The task
Reproduce the lines from the first one through the line containing "x-axis-label: latitude [1088, 1121, 1226, 1162]", keeping every character unchanged.

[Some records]
╭──

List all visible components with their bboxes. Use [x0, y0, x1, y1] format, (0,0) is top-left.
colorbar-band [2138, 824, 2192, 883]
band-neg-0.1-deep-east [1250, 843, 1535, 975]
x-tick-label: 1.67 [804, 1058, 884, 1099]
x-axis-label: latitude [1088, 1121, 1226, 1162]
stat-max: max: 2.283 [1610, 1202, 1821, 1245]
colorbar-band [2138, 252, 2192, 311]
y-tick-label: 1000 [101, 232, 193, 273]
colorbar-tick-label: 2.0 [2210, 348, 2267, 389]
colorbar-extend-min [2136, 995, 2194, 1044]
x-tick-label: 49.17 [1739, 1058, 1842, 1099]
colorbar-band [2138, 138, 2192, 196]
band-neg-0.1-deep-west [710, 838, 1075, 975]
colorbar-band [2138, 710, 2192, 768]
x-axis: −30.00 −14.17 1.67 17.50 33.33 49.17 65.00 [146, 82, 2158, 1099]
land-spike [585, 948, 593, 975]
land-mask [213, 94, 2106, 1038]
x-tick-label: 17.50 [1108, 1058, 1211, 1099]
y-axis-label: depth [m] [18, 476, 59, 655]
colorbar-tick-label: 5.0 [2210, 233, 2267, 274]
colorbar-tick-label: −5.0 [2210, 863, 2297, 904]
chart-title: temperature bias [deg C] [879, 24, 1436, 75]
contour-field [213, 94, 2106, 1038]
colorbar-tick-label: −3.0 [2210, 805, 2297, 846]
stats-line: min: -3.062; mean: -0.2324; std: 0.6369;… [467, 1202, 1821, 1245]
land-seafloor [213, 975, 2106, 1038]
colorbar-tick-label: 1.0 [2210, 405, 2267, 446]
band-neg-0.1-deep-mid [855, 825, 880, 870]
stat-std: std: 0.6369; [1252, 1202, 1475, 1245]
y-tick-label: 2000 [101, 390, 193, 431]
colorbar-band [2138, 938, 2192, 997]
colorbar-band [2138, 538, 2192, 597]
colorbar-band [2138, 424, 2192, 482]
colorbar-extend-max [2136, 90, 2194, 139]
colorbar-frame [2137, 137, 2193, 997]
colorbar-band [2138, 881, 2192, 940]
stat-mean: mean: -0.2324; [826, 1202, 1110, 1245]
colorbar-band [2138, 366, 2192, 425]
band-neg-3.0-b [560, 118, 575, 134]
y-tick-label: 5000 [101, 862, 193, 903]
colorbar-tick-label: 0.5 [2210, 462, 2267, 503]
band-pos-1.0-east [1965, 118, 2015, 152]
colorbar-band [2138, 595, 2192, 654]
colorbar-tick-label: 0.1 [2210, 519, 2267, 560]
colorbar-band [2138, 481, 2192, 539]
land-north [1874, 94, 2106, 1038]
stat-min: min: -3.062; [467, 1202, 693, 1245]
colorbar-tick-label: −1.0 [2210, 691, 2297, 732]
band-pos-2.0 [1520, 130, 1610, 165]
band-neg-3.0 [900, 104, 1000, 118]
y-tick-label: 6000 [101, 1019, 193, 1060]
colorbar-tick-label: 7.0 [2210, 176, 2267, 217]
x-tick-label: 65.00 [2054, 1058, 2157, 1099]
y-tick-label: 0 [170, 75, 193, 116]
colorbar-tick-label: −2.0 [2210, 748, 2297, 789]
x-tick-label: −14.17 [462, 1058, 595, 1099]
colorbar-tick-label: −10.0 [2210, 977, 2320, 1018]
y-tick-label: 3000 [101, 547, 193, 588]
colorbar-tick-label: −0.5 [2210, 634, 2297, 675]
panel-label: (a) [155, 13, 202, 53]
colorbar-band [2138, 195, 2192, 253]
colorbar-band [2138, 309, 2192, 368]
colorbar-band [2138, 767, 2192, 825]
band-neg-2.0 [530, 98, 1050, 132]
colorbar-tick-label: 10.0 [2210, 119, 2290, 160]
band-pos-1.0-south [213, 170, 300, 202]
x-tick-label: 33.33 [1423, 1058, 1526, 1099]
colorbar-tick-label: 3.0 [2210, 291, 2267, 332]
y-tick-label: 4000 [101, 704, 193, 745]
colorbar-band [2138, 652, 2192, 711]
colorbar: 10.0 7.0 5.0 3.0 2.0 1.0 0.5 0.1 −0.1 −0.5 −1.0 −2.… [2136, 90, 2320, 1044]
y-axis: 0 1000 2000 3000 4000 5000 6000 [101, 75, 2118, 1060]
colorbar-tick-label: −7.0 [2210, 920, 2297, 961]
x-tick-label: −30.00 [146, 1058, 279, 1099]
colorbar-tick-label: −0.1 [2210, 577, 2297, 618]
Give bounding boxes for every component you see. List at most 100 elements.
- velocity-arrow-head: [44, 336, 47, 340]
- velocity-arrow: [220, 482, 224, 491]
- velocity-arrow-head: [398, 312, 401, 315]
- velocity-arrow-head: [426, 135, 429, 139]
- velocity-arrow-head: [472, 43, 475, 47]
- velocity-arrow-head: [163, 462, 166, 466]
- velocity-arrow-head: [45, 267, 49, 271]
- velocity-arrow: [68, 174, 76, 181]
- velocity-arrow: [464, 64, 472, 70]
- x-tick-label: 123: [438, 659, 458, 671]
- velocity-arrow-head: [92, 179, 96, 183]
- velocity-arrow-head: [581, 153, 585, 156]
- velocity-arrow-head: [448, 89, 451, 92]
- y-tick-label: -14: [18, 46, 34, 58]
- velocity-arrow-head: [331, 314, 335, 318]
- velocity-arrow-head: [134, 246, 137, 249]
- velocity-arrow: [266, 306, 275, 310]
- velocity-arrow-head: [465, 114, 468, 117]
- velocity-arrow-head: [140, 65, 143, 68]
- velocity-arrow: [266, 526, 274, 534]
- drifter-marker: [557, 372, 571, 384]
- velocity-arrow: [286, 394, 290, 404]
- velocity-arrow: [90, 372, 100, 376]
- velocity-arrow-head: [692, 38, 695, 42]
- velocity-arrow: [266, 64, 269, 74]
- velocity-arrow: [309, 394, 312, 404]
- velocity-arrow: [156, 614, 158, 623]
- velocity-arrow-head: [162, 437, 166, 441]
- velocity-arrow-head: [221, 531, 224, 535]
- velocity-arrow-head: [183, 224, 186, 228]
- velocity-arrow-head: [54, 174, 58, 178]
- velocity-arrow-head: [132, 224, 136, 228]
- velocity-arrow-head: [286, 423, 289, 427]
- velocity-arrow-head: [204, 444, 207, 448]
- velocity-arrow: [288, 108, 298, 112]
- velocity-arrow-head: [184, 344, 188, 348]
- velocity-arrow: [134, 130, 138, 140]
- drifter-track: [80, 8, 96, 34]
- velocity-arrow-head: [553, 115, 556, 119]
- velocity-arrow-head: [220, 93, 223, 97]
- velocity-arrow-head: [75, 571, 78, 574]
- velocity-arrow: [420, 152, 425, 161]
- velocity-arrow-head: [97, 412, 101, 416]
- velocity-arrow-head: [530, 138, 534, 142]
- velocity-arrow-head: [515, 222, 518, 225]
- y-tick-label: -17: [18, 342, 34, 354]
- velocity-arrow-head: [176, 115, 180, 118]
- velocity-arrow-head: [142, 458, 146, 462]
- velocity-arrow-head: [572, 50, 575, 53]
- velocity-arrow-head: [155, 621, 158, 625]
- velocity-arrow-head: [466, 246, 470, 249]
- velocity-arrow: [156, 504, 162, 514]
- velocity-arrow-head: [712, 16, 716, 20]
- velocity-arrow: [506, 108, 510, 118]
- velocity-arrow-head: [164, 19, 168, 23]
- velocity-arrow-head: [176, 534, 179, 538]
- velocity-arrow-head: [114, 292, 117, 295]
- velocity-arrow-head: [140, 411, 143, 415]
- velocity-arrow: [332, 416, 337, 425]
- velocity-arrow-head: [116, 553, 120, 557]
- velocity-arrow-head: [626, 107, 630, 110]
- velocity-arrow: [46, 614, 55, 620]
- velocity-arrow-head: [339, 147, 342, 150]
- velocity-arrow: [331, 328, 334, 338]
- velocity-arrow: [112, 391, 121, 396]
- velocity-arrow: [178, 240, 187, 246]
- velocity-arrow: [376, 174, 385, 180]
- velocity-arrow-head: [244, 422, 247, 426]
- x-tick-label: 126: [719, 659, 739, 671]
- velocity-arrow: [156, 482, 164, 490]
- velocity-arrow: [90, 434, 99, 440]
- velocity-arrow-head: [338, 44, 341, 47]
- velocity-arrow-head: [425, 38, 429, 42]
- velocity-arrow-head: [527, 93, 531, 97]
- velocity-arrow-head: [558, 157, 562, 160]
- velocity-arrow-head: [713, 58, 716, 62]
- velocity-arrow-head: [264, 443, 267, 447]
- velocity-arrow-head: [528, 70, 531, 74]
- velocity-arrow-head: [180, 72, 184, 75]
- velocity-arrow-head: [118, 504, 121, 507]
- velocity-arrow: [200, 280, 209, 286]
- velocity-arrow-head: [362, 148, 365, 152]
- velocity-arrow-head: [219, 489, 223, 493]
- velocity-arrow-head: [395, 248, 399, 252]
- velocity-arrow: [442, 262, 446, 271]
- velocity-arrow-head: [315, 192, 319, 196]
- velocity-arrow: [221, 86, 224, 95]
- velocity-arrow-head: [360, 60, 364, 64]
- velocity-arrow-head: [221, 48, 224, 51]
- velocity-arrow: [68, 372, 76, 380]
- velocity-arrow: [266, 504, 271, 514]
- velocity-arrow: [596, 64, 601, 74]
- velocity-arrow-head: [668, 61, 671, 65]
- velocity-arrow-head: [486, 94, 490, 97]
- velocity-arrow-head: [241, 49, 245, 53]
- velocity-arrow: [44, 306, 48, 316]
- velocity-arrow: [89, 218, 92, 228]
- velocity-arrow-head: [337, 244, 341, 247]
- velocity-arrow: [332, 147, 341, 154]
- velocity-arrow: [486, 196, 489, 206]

╰──

The solution
List all visible components with their bboxes. Use [x0, y0, x1, y1] format, (0,0) is top-left.
colorbar-band [2138, 824, 2192, 883]
band-neg-0.1-deep-east [1250, 843, 1535, 975]
x-tick-label: 1.67 [804, 1058, 884, 1099]
x-axis-label: latitude [1088, 1121, 1226, 1162]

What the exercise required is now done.